::: ENTRIES SUPPLIED :::

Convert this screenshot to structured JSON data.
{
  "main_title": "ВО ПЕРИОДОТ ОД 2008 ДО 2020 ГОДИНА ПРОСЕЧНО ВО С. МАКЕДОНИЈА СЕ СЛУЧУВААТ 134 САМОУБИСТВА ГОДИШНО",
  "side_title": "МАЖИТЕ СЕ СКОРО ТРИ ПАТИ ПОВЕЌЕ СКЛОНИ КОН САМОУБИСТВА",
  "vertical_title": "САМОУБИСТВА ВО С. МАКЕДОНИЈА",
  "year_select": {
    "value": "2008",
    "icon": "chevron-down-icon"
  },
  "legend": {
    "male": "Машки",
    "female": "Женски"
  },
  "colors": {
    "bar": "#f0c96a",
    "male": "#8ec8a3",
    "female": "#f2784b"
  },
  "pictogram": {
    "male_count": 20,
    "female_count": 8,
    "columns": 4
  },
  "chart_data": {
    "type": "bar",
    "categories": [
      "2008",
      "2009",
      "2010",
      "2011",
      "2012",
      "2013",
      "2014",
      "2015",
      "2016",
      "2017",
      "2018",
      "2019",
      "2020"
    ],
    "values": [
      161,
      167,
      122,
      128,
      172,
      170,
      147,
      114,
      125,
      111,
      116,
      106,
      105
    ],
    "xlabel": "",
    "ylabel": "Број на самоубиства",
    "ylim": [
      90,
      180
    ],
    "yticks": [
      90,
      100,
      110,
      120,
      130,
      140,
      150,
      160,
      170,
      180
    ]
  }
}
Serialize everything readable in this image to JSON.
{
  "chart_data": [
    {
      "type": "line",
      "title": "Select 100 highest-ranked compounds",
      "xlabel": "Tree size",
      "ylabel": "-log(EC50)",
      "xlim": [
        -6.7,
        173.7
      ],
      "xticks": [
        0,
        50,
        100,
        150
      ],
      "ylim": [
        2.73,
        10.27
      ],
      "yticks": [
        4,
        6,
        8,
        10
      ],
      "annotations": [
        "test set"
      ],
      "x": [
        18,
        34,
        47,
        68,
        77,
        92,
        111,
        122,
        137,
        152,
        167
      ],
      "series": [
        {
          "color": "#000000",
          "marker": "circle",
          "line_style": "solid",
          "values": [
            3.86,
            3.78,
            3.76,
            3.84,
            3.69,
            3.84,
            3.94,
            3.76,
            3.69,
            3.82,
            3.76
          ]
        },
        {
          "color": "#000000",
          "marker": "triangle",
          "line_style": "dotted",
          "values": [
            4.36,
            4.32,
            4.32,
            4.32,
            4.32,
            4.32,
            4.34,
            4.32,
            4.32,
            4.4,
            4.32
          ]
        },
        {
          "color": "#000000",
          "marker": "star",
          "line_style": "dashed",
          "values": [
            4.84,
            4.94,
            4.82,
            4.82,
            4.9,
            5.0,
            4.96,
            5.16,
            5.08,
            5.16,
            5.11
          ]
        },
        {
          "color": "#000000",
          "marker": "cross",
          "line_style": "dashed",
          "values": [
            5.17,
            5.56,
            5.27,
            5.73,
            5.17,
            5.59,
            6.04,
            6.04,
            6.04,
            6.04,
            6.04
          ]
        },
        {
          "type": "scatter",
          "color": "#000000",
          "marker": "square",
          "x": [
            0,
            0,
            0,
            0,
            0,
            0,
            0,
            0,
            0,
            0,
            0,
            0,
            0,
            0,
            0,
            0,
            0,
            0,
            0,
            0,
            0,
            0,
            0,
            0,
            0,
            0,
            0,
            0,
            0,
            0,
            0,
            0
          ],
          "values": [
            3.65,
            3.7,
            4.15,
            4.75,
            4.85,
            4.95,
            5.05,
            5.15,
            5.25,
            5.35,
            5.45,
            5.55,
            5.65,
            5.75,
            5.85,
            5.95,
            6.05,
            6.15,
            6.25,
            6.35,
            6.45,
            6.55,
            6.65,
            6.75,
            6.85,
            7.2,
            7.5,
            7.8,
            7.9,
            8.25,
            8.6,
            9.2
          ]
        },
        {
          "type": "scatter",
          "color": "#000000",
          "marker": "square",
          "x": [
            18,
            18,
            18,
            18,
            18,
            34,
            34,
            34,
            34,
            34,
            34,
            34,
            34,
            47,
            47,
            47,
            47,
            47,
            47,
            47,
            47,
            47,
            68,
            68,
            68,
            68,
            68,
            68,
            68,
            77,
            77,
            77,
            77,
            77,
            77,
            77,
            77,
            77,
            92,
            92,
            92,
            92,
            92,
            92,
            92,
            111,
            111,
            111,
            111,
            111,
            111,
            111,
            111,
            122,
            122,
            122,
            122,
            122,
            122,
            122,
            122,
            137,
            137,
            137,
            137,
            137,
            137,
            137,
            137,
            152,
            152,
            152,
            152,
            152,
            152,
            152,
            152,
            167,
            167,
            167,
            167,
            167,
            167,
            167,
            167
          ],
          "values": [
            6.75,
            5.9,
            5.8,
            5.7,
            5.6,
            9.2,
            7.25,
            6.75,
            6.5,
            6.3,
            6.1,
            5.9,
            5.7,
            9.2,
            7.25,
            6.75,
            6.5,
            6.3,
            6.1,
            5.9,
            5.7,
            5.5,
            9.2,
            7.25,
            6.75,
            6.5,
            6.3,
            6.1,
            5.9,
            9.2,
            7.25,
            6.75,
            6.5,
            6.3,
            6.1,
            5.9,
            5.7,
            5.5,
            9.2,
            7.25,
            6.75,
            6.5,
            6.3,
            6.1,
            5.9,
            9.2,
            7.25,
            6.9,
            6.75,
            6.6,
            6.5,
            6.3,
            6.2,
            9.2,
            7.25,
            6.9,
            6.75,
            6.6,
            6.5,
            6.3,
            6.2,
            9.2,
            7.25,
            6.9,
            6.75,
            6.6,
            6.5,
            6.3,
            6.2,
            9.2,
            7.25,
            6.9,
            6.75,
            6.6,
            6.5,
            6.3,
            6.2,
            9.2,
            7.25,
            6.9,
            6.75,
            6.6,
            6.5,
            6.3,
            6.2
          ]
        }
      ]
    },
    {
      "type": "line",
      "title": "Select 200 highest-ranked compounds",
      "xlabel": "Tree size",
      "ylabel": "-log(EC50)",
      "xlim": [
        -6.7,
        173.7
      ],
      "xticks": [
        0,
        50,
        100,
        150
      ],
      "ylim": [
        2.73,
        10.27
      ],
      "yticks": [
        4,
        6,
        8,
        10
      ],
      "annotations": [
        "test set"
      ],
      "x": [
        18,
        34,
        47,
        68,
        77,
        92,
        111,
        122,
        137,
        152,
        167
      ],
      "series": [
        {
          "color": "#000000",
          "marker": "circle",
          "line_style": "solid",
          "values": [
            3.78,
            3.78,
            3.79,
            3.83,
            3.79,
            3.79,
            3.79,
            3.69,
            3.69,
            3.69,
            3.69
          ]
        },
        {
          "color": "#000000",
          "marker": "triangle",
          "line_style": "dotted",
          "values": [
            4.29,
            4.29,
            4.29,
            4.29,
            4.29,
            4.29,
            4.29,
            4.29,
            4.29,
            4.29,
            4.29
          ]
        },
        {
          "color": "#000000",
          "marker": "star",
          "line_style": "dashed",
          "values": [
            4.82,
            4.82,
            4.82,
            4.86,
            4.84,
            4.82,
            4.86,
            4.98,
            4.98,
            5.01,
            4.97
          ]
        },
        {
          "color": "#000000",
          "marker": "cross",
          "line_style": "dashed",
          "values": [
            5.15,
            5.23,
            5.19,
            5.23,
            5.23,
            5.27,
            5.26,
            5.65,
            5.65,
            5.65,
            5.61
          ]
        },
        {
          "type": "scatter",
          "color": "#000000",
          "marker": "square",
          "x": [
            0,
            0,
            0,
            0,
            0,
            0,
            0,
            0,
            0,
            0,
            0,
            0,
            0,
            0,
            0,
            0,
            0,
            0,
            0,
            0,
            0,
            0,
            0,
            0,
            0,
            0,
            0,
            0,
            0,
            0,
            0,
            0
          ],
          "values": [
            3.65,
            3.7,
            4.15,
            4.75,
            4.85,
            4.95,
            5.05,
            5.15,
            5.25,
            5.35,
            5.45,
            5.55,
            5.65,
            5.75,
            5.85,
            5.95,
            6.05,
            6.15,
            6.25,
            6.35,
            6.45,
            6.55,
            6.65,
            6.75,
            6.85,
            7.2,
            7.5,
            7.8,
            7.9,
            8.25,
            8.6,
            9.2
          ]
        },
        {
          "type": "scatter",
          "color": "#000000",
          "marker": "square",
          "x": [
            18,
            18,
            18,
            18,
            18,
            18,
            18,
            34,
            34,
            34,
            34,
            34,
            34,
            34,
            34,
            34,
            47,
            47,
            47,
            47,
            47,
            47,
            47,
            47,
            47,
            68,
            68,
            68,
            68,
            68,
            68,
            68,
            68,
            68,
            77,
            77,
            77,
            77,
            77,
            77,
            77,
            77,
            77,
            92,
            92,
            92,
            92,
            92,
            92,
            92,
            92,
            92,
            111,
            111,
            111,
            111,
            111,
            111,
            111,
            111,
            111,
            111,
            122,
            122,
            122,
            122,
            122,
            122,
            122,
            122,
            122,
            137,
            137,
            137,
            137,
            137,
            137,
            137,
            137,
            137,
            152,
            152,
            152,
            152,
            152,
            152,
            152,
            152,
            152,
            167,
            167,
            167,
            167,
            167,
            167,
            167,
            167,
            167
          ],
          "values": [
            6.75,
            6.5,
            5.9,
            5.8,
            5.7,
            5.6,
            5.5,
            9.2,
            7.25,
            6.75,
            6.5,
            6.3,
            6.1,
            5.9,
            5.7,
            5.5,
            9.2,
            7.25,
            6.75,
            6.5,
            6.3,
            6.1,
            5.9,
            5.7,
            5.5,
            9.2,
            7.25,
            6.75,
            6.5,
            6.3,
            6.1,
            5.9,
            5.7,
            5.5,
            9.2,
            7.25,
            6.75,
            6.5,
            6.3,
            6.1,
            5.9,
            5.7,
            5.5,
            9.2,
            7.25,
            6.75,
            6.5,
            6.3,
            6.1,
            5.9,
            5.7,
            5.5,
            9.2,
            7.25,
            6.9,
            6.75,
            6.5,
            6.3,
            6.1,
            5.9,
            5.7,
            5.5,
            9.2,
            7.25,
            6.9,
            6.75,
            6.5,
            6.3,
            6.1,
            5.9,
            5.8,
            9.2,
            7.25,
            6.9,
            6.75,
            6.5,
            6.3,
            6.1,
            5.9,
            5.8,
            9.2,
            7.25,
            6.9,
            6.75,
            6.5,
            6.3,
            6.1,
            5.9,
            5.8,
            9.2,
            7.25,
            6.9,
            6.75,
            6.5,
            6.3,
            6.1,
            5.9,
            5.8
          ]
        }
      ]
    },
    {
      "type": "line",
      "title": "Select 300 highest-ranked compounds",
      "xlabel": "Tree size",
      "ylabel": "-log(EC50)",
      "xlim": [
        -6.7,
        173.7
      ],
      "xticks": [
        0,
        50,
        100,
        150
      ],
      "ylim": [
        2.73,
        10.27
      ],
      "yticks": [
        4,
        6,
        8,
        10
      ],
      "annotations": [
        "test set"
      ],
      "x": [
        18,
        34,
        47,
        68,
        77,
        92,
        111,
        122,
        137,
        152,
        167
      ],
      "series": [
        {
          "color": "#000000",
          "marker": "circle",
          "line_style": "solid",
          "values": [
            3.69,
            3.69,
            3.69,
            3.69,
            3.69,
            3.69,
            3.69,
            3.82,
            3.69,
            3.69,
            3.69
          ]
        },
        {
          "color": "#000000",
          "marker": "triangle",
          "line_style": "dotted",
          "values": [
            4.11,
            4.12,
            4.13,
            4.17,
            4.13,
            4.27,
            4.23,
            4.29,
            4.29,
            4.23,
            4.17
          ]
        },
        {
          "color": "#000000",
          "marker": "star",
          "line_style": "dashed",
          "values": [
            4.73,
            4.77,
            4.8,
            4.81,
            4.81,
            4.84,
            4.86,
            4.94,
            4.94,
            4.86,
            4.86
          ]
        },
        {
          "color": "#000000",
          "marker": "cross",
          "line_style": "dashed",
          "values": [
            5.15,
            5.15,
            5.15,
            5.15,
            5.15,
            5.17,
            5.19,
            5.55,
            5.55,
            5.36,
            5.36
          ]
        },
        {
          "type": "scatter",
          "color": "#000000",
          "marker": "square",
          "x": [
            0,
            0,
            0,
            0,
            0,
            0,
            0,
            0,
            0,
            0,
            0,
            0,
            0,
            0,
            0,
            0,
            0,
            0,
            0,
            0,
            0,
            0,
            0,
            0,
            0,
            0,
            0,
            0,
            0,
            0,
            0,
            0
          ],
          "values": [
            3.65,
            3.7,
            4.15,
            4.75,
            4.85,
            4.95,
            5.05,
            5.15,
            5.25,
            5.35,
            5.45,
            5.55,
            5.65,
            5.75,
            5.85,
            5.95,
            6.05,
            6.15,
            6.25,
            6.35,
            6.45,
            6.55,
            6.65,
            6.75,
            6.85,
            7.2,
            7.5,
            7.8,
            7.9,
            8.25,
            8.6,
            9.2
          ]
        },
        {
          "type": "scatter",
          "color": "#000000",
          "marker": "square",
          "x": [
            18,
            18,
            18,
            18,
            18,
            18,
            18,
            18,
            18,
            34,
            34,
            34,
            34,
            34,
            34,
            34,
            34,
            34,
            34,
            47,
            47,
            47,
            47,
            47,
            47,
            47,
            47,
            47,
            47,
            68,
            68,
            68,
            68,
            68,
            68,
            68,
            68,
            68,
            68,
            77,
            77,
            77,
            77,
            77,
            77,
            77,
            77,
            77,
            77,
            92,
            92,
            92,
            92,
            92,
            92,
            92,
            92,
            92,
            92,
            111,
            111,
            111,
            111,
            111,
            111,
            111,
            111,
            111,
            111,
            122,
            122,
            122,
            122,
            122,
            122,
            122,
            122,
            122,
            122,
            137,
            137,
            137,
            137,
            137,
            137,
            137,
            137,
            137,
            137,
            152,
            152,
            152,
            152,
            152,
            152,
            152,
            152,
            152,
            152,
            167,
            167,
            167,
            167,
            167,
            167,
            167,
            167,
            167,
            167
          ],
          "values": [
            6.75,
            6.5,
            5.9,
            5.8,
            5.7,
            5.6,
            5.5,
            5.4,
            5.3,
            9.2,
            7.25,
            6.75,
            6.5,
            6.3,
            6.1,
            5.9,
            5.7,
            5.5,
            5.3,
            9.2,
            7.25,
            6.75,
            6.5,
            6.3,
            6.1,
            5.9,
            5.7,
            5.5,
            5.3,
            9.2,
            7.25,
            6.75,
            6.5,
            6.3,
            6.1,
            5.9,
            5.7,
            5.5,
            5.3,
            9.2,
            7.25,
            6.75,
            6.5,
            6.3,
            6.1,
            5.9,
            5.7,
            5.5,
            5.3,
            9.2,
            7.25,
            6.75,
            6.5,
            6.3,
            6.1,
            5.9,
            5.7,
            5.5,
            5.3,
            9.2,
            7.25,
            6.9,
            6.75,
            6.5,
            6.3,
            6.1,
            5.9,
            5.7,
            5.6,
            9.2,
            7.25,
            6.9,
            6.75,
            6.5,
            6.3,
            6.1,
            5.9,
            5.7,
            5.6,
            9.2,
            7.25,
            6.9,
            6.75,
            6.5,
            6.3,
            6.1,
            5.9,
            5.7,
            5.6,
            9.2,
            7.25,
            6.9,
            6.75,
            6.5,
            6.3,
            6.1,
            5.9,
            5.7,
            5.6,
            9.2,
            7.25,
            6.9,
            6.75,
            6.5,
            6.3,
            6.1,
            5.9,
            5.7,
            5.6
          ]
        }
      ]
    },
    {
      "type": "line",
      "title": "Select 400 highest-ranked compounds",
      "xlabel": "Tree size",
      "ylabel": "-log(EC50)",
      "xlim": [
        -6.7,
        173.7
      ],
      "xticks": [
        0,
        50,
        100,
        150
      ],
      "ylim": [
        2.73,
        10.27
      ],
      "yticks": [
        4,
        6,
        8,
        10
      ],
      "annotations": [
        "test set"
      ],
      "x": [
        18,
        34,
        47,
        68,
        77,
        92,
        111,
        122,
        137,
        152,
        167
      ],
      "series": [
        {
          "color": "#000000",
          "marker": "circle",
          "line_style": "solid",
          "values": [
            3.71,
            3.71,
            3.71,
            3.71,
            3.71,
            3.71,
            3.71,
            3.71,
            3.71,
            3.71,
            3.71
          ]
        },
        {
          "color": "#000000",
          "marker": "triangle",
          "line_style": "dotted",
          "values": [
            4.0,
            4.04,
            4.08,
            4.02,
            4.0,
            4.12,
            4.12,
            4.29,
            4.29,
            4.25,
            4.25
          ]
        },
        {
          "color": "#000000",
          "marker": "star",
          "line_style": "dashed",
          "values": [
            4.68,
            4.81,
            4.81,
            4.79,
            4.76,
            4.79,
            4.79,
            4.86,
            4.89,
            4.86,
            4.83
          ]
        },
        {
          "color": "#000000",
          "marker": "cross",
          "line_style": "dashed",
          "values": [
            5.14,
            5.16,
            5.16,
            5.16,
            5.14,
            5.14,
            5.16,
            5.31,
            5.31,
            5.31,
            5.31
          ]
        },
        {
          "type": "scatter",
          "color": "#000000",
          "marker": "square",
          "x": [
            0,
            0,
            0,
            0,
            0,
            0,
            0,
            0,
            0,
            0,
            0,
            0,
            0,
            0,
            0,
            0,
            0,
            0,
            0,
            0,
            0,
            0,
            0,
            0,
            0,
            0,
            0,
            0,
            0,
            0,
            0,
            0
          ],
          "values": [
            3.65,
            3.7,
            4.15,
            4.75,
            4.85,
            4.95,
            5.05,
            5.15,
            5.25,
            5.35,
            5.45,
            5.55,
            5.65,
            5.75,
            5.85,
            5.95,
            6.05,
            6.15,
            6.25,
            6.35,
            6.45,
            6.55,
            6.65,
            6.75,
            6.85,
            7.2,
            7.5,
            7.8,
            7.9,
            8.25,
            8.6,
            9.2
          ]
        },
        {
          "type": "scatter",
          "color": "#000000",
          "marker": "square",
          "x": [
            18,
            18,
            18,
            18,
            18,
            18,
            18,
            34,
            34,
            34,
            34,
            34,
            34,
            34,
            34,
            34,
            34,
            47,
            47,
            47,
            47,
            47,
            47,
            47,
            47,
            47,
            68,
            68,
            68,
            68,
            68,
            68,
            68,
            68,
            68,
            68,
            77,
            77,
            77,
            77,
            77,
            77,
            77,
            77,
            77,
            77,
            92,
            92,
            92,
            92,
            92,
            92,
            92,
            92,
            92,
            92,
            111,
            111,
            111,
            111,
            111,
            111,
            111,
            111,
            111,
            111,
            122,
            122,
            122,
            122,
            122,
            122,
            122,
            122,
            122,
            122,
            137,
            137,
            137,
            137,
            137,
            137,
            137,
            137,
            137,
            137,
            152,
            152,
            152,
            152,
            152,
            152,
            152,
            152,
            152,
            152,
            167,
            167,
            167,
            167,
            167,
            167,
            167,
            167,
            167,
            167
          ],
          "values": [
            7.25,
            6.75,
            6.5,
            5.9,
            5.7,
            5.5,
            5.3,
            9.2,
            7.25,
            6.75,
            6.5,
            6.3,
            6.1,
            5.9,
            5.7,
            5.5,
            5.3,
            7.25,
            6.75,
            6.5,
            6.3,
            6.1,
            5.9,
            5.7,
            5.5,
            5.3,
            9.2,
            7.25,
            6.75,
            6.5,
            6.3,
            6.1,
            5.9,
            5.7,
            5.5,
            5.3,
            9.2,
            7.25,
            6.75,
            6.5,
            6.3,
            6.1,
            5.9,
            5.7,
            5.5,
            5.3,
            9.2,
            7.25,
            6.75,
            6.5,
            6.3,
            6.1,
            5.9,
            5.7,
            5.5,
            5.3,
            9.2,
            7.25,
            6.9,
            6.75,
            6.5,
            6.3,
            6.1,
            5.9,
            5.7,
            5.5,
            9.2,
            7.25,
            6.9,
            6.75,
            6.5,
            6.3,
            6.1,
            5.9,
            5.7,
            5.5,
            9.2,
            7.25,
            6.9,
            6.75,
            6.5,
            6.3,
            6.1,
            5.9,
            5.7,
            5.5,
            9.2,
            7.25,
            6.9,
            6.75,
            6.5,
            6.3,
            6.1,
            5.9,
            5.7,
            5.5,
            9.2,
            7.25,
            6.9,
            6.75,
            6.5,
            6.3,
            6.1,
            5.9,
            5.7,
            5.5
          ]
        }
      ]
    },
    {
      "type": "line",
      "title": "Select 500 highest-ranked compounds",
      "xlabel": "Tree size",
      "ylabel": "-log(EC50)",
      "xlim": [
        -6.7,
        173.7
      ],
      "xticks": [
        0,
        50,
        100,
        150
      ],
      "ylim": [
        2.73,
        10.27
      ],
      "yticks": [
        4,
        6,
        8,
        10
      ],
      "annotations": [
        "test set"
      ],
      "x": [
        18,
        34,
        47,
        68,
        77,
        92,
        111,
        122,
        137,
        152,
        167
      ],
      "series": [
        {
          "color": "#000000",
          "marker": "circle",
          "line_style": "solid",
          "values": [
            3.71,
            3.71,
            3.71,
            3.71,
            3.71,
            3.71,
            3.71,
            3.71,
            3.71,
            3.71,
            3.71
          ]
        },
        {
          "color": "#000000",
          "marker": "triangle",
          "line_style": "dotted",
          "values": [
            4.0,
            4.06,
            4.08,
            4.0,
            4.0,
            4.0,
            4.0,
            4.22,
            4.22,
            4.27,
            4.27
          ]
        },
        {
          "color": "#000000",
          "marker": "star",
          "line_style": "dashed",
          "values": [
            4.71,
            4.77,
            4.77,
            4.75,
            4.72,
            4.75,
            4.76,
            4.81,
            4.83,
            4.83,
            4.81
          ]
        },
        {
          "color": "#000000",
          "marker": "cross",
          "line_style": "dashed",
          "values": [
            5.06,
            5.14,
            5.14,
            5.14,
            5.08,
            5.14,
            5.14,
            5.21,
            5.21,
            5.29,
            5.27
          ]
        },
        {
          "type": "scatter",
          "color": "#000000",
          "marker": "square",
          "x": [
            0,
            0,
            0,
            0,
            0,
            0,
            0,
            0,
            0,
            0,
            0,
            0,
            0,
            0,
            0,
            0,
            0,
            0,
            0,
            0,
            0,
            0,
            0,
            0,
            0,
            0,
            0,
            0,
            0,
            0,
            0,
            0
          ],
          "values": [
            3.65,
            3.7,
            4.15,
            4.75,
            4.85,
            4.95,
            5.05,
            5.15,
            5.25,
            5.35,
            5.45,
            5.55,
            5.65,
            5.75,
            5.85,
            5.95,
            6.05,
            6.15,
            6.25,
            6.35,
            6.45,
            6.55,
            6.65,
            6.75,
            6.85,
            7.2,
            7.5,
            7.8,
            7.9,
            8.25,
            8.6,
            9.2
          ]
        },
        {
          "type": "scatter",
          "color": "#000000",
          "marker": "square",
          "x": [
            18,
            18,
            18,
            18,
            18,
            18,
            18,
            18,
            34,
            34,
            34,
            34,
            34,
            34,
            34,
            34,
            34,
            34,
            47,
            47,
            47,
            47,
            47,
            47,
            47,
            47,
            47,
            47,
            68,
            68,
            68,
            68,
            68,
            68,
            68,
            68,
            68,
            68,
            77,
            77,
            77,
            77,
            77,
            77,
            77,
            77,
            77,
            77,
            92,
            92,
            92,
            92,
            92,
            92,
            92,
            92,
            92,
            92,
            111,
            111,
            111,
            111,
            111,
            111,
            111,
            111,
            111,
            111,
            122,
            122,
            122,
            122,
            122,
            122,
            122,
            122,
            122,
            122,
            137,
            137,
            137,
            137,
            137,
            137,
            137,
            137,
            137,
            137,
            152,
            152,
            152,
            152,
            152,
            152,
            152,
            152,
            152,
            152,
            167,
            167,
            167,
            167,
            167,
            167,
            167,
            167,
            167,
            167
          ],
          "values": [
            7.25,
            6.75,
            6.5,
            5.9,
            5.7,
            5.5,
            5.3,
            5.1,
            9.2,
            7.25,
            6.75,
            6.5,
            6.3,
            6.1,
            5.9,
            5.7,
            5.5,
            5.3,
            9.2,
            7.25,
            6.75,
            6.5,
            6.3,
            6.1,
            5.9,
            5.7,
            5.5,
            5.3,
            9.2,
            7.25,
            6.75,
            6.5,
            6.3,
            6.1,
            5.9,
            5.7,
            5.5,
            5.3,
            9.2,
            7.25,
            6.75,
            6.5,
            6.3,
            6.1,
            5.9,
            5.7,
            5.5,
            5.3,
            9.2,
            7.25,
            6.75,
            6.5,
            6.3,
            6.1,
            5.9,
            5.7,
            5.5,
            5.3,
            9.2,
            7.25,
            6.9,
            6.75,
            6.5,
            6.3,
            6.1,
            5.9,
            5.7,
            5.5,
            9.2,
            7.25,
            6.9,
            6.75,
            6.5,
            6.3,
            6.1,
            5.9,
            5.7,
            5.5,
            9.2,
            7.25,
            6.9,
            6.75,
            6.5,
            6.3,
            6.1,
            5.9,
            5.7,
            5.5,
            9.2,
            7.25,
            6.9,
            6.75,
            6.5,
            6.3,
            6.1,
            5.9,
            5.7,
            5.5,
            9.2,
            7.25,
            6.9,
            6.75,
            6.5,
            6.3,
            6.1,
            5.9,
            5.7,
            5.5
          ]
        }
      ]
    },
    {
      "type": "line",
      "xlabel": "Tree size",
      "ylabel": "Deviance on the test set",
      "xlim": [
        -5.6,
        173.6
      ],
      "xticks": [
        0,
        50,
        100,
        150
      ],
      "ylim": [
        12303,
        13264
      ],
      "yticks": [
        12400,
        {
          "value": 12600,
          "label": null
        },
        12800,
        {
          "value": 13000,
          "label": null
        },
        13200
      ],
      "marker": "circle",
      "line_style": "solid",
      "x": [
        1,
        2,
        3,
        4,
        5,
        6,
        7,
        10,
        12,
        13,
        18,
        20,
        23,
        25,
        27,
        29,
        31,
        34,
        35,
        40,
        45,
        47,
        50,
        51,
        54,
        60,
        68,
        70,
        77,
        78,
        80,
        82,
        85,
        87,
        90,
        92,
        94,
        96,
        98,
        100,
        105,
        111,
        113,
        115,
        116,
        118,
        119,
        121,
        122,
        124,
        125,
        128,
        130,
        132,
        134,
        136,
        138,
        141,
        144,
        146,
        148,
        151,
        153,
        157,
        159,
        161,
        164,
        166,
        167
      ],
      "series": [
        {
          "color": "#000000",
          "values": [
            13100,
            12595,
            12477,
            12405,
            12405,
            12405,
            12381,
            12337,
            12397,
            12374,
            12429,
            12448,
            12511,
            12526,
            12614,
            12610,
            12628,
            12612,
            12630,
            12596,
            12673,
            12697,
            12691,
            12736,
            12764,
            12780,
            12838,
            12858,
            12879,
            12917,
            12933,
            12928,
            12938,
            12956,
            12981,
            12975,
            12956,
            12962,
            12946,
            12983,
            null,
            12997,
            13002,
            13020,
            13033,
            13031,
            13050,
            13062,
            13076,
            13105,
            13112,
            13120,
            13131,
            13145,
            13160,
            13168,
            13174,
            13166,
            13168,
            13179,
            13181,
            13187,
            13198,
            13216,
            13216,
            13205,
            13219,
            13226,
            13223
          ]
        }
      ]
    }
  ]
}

:::

→ **YOUR INSTRUCTIONS**: From the listing above, find the number of lines with the word "compounds" in them. Answer with the number only.

→ **OUTPUT FOR THIS TASK**: 5